Exercise directions: Reproduce each line of the material exactly, minus any picture.

Material provided:
■ ■ ■ ■
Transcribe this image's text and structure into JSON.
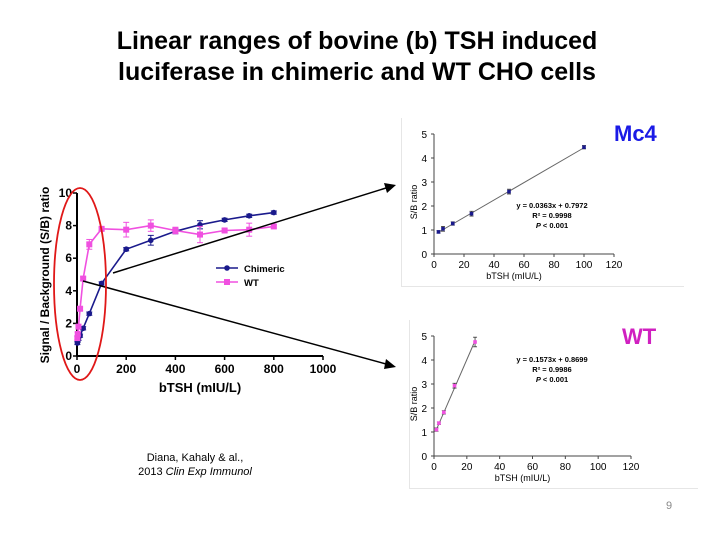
{
  "slide": {
    "title_line1": "Linear ranges of bovine (b) TSH induced",
    "title_line2": "luciferase in chimeric and WT CHO cells",
    "citation_authors": "Diana, Kahaly & al.,",
    "citation_year": "2013",
    "citation_journal": "Clin Exp Immunol",
    "page_number": "9"
  },
  "colors": {
    "chimeric": "#1a1a8c",
    "wt": "#f050e0",
    "mc4_label": "#1a1ae6",
    "wt_label": "#d020c0",
    "ellipse": "#e01818"
  },
  "chart_data": [
    {
      "type": "line",
      "title": "",
      "xlabel": "bTSH (mIU/L)",
      "ylabel": "Signal / Background (S/B) ratio",
      "xlim": [
        0,
        1000
      ],
      "ylim": [
        0,
        10
      ],
      "xticks": [
        "0",
        "200",
        "400",
        "600",
        "800",
        "1000"
      ],
      "yticks": [
        "0",
        "2",
        "4",
        "6",
        "8",
        "10"
      ],
      "legend_position": "center-right",
      "series": [
        {
          "name": "Chimeric",
          "marker": "circle",
          "x": [
            1.5,
            3,
            6,
            12.5,
            25,
            50,
            100,
            200,
            300,
            400,
            500,
            600,
            700,
            800
          ],
          "y": [
            0.8,
            0.95,
            1.05,
            1.25,
            1.7,
            2.6,
            4.45,
            6.55,
            7.1,
            7.65,
            8.05,
            8.35,
            8.6,
            8.8
          ],
          "err": [
            0.1,
            0.1,
            0.1,
            0.1,
            0.1,
            0.1,
            0.1,
            0.1,
            0.3,
            0.15,
            0.25,
            0.1,
            0.1,
            0.1
          ]
        },
        {
          "name": "WT",
          "marker": "square",
          "x": [
            1.5,
            3,
            6,
            12.5,
            25,
            50,
            100,
            200,
            300,
            400,
            500,
            600,
            700,
            800
          ],
          "y": [
            1.1,
            1.35,
            1.8,
            2.9,
            4.75,
            6.85,
            7.8,
            7.75,
            8.0,
            7.7,
            7.45,
            7.7,
            7.75,
            7.95
          ],
          "err": [
            0.1,
            0.1,
            0.1,
            0.1,
            0.1,
            0.3,
            0.1,
            0.45,
            0.35,
            0.2,
            0.5,
            0.1,
            0.4,
            0.1
          ]
        }
      ]
    },
    {
      "type": "scatter",
      "label": "Mc4",
      "xlabel": "bTSH (mIU/L)",
      "ylabel": "S/B ratio",
      "xlim": [
        0,
        120
      ],
      "ylim": [
        0,
        5
      ],
      "xticks": [
        "0",
        "20",
        "40",
        "60",
        "80",
        "100",
        "120"
      ],
      "yticks": [
        "0",
        "1",
        "2",
        "3",
        "4",
        "5"
      ],
      "x": [
        3,
        6,
        12.5,
        25,
        50,
        100
      ],
      "y": [
        0.92,
        1.05,
        1.27,
        1.68,
        2.6,
        4.45
      ],
      "err": [
        0.05,
        0.1,
        0.07,
        0.1,
        0.1,
        0.07
      ],
      "fit": {
        "slope": 0.0363,
        "intercept": 0.7972
      },
      "equation": "y = 0.0363x + 0.7972",
      "r2_label": "R² = 0.9998",
      "p_symbol": "P",
      "p_rest": " < 0.001"
    },
    {
      "type": "scatter",
      "label": "WT",
      "xlabel": "bTSH (mIU/L)",
      "ylabel": "S/B ratio",
      "xlim": [
        0,
        120
      ],
      "ylim": [
        0,
        5
      ],
      "xticks": [
        "0",
        "20",
        "40",
        "60",
        "80",
        "100",
        "120"
      ],
      "yticks": [
        "0",
        "1",
        "2",
        "3",
        "4",
        "5"
      ],
      "x": [
        1.5,
        3,
        6,
        12.5,
        25
      ],
      "y": [
        1.1,
        1.37,
        1.82,
        2.93,
        4.75
      ],
      "err": [
        0.07,
        0.05,
        0.07,
        0.1,
        0.2
      ],
      "fit": {
        "slope": 0.1573,
        "intercept": 0.8699
      },
      "equation": "y = 0.1573x + 0.8699",
      "r2_label": "R² = 0.9986",
      "p_symbol": "P",
      "p_rest": " < 0.001"
    }
  ]
}
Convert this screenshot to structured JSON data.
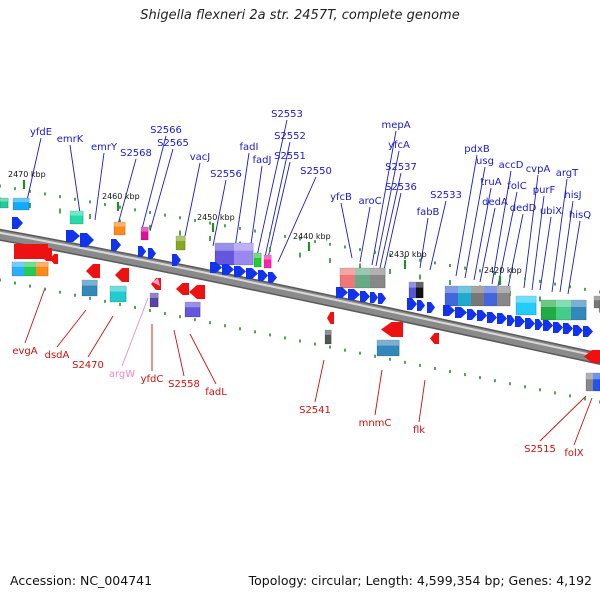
{
  "title": "Shigella flexneri 2a str. 2457T, complete genome",
  "footer": {
    "accession": "Accession: NC_004741",
    "topology": "Topology: circular; Length: 4,599,354 bp; Genes: 4,192"
  },
  "colors": {
    "backbone": "#8a8a8a",
    "forward_label": "#1a1acc",
    "reverse_label": "#cc1111",
    "rna_label": "#ee88cc",
    "tick": "#2a8a2a",
    "forward_gene": "#1133ee",
    "reverse_gene": "#ee1111"
  },
  "scale": {
    "ticks": [
      "2470 kbp",
      "2460 kbp",
      "2450 kbp",
      "2440 kbp",
      "2430 kbp",
      "2420 kbp"
    ]
  },
  "forward_labels": [
    "yfdE",
    "emrK",
    "emrY",
    "S2568",
    "S2566",
    "S2565",
    "vacJ",
    "S2556",
    "fadI",
    "fadJ",
    "S2553",
    "S2552",
    "S2551",
    "S2550",
    "yfcB",
    "aroC",
    "mepA",
    "yfcA",
    "S2537",
    "S2536",
    "fabB",
    "S2533",
    "pdxB",
    "usg",
    "truA",
    "dedA",
    "accD",
    "folC",
    "dedD",
    "cvpA",
    "purF",
    "ubiX",
    "argT",
    "hisJ",
    "hisQ"
  ],
  "reverse_labels": [
    "evgA",
    "dsdA",
    "S2470",
    "argW",
    "yfdC",
    "S2558",
    "fadL",
    "S2541",
    "mnmC",
    "flk",
    "S2515",
    "folX"
  ]
}
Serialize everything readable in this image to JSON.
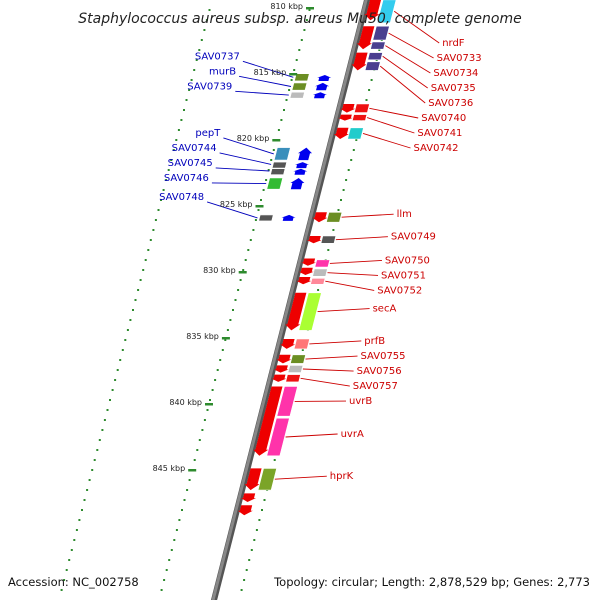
■ ■ ■ ■
Response area:
Transcribe this image's text and structure into JSON.
{
  "slide": {
    "title_line1": "Linear ranges of bovine (b) TSH induced",
    "title_line2": "luciferase in chimeric and WT CHO cells",
    "citation_authors": "Diana, Kahaly & al.,",
    "citation_year": "2013",
    "citation_journal": "Clin Exp Immunol",
    "page_number": "9"
  },
  "colors": {
    "chimeric": "#1a1a8c",
    "wt": "#f050e0",
    "mc4_label": "#1a1ae6",
    "wt_label": "#d020c0",
    "ellipse": "#e01818"
  },
  "chart_data": [
    {
      "type": "line",
      "title": "",
      "xlabel": "bTSH (mIU/L)",
      "ylabel": "Signal / Background (S/B) ratio",
      "xlim": [
        0,
        1000
      ],
      "ylim": [
        0,
        10
      ],
      "xticks": [
        "0",
        "200",
        "400",
        "600",
        "800",
        "1000"
      ],
      "yticks": [
        "0",
        "2",
        "4",
        "6",
        "8",
        "10"
      ],
      "legend_position": "center-right",
      "series": [
        {
          "name": "Chimeric",
          "marker": "circle",
          "x": [
            1.5,
            3,
            6,
            12.5,
            25,
            50,
            100,
            200,
            300,
            400,
            500,
            600,
            700,
            800
          ],
          "y": [
            0.8,
            0.95,
            1.05,
            1.25,
            1.7,
            2.6,
            4.45,
            6.55,
            7.1,
            7.65,
            8.05,
            8.35,
            8.6,
            8.8
          ],
          "err": [
            0.1,
            0.1,
            0.1,
            0.1,
            0.1,
            0.1,
            0.1,
            0.1,
            0.3,
            0.15,
            0.25,
            0.1,
            0.1,
            0.1
          ]
        },
        {
          "name": "WT",
          "marker": "square",
          "x": [
            1.5,
            3,
            6,
            12.5,
            25,
            50,
            100,
            200,
            300,
            400,
            500,
            600,
            700,
            800
          ],
          "y": [
            1.1,
            1.35,
            1.8,
            2.9,
            4.75,
            6.85,
            7.8,
            7.75,
            8.0,
            7.7,
            7.45,
            7.7,
            7.75,
            7.95
          ],
          "err": [
            0.1,
            0.1,
            0.1,
            0.1,
            0.1,
            0.3,
            0.1,
            0.45,
            0.35,
            0.2,
            0.5,
            0.1,
            0.4,
            0.1
          ]
        }
      ]
    },
    {
      "type": "scatter",
      "label": "Mc4",
      "xlabel": "bTSH (mIU/L)",
      "ylabel": "S/B ratio",
      "xlim": [
        0,
        120
      ],
      "ylim": [
        0,
        5
      ],
      "xticks": [
        "0",
        "20",
        "40",
        "60",
        "80",
        "100",
        "120"
      ],
      "yticks": [
        "0",
        "1",
        "2",
        "3",
        "4",
        "5"
      ],
      "x": [
        3,
        6,
        12.5,
        25,
        50,
        100
      ],
      "y": [
        0.92,
        1.05,
        1.27,
        1.68,
        2.6,
        4.45
      ],
      "err": [
        0.05,
        0.1,
        0.07,
        0.1,
        0.1,
        0.07
      ],
      "fit": {
        "slope": 0.0363,
        "intercept": 0.7972
      },
      "equation": "y = 0.0363x + 0.7972",
      "r2_label": "R² = 0.9998",
      "p_symbol": "P",
      "p_rest": " < 0.001"
    },
    {
      "type": "scatter",
      "label": "WT",
      "xlabel": "bTSH (mIU/L)",
      "ylabel": "S/B ratio",
      "xlim": [
        0,
        120
      ],
      "ylim": [
        0,
        5
      ],
      "xticks": [
        "0",
        "20",
        "40",
        "60",
        "80",
        "100",
        "120"
      ],
      "yticks": [
        "0",
        "1",
        "2",
        "3",
        "4",
        "5"
      ],
      "x": [
        1.5,
        3,
        6,
        12.5,
        25
      ],
      "y": [
        1.1,
        1.37,
        1.82,
        2.93,
        4.75
      ],
      "err": [
        0.07,
        0.05,
        0.07,
        0.1,
        0.2
      ],
      "fit": {
        "slope": 0.1573,
        "intercept": 0.8699
      },
      "equation": "y = 0.1573x + 0.8699",
      "r2_label": "R² = 0.9986",
      "p_symbol": "P",
      "p_rest": " < 0.001"
    }
  ]
}
Convert this screenshot to structured JSON data.
{
  "title": "Shigella flexneri 2a str. 2457T, complete genome",
  "footer": {
    "accession": "Accession: NC_004741",
    "topology": "Topology: circular; Length: 4,599,354 bp; Genes: 4,192"
  },
  "colors": {
    "backbone": "#8a8a8a",
    "forward_label": "#1a1acc",
    "reverse_label": "#cc1111",
    "rna_label": "#ee88cc",
    "tick": "#2a8a2a",
    "forward_gene": "#1133ee",
    "reverse_gene": "#ee1111"
  },
  "scale": {
    "ticks": [
      "2470 kbp",
      "2460 kbp",
      "2450 kbp",
      "2440 kbp",
      "2430 kbp",
      "2420 kbp"
    ]
  },
  "forward_labels": [
    "yfdE",
    "emrK",
    "emrY",
    "S2568",
    "S2566",
    "S2565",
    "vacJ",
    "S2556",
    "fadI",
    "fadJ",
    "S2553",
    "S2552",
    "S2551",
    "S2550",
    "yfcB",
    "aroC",
    "mepA",
    "yfcA",
    "S2537",
    "S2536",
    "fabB",
    "S2533",
    "pdxB",
    "usg",
    "truA",
    "dedA",
    "accD",
    "folC",
    "dedD",
    "cvpA",
    "purF",
    "ubiX",
    "argT",
    "hisJ",
    "hisQ"
  ],
  "reverse_labels": [
    "evgA",
    "dsdA",
    "S2470",
    "argW",
    "yfdC",
    "S2558",
    "fadL",
    "S2541",
    "mnmC",
    "flk",
    "S2515",
    "folX"
  ]
}
Serialize everything readable in this image to JSON.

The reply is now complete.